DIRECTIONS FOR THIS TASK: Omit any picture, and return the remaining data exactly as written.

RECORDS SHOWN:
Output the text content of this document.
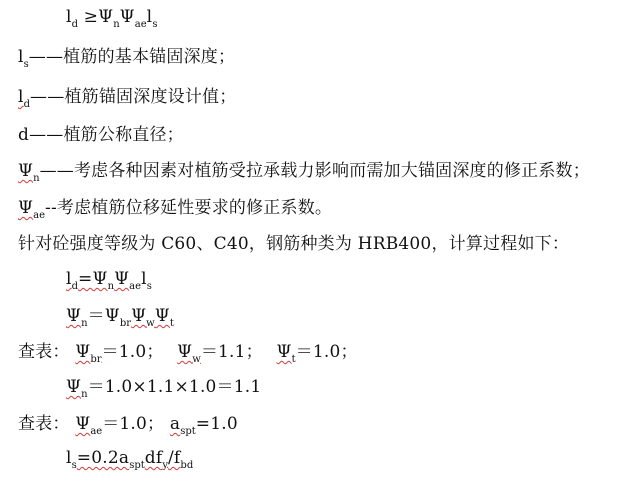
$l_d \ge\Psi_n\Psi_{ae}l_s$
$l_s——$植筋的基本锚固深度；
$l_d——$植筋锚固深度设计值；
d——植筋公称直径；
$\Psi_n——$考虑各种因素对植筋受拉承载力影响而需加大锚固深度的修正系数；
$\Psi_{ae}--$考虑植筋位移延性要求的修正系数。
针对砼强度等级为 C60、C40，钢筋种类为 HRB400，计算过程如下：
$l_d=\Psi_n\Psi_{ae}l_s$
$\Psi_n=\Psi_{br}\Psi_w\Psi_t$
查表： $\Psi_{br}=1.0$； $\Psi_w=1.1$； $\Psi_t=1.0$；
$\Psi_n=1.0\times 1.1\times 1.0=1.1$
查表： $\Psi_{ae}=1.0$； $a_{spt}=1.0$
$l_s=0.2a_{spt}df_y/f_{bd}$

EXERCISE ANSWER:
Output the text content of this document.
$l_d \ge\Psi_n\Psi_{ae}l_s$
$l_s——$植筋的基本锚固深度；
$l_d——$植筋锚固深度设计值；
d——植筋公称直径；
$\Psi_n——$考虑各种因素对植筋受拉承载力影响而需加大锚固深度的修正系数；
$\Psi_{ae}--$考虑植筋位移延性要求的修正系数。
针对砼强度等级为 C60、C40，钢筋种类为 HRB400，计算过程如下：
$l_d=\Psi_n\Psi_{ae}l_s$
$\Psi_n=\Psi_{br}\Psi_w\Psi_t$
查表： $\Psi_{br}=1.0$； $\Psi_w=1.1$； $\Psi_t=1.0$；
$\Psi_n=1.0\times 1.1\times 1.0=1.1$
查表： $\Psi_{ae}=1.0$； $a_{spt}=1.0$
$l_s=0.2a_{spt}df_y/f_{bd}$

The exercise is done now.